Предложенный отрывок:
Стилистически эта надмирность задается особым способом сопряжения необыденных словесных и смысловых конструкций. Вот, к примеру, как он описывает обычную торговку в ближайшей забегаловке: «Роковой чертог негоции и сиделицу ютил инфернальную: легендарно грудастая и естественно-румяная Серафима глаза имела медленные и ласковые, немного сонные и весьма мудрые».  Этот особый способ сопряжения слов и смыслов чем-то неуловимо напоминает прозу другого русского писателя Андрея Платонова, который писал ее, словно святое писание, божественное свидетельство тоски по отсутствующему в мире духу святому. Если же быть точнее, то по пока отсутствующему, потому что проза Андрея Платонова – это ожидание божественной любви, ожидание дня творения. Это ветхозаветное время, когда несть неба и земли, несть света и тьмы.

А вот несколькими абзацами ниже следует: «Симочка стояла за прилавком, но грудь ее, казалось, была перед ним мерно дышащим облаком, воспаряя над старенькими весами со смотрящими друг на дружку утиными мордочками». Ничего не напоминает? А вот это: «Готовясь нас выслушать, она повернула к нам самое чуткое к звукам место белой и нежной своей шейки»? Не ощущаете в этих цитатах какого-то блаженного юродства, которое было нам явлено в бессмертной поэме Венедикта Ерофеева «Москва-Петушки»? Еще один пример надмирности в литературе, но достигаемый при помощи доведения до абсурда безгрешного страдания и сочувствия. Опять же, если вернуться в парадигму Великой Книги, то это мир Нового Завета, прихода божественного в наш мир, и его страдания.

Мир книги Петра Храмова находится между Богом-Отцом Андрея Платонова и Богом-Сыном Венедикта Ерофеева. Может, именно поэтому она действительно до последней своей запятой переполнена любовью и жалостью, неимоверным усилием памяти и сопереживанием. Эта книга своей чистотой тонов может и обязана послужить камертоном для зарождающейся сегодня в потаенных от современной критики и читателя уголках великой русской литературы. Я уверен, что книга требует обязательного ее осмысления как события не столько уфимской литературы, и даже не только российской, но и общемировой литературы.

Представленные данные:
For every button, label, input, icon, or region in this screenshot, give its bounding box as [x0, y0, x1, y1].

Условие задачи:
Продолжите отрывок о книге Петра Храмова, начав сразу после его последнего предложения.

Письменный ответ:
Интросентизм

Появление книги потребовало нового поиска термина, потому что «Инок» никак не хотел находиться в одном ряду с означенными выше неосентименталистами. Мне показалось возможным отсечь от термина отсыл к ментальности «мент» и суффиксом «интро» ввести направленность интенции и ее временной характер. Ибо это сопереживание дается внутрь вещи и как бы за мгновение до ее Божественного сотворения. Но здесь я остановлюсь, потому что открытие двери из этого затхлого мира постпостмодернистких забав, отняло слишком много усилий. Просто процитирую Наума Лейдермана. По-моему, он довольно чутко обозначил мои предощущения от пространства, которое ожидает нас за порогом этого нового направления.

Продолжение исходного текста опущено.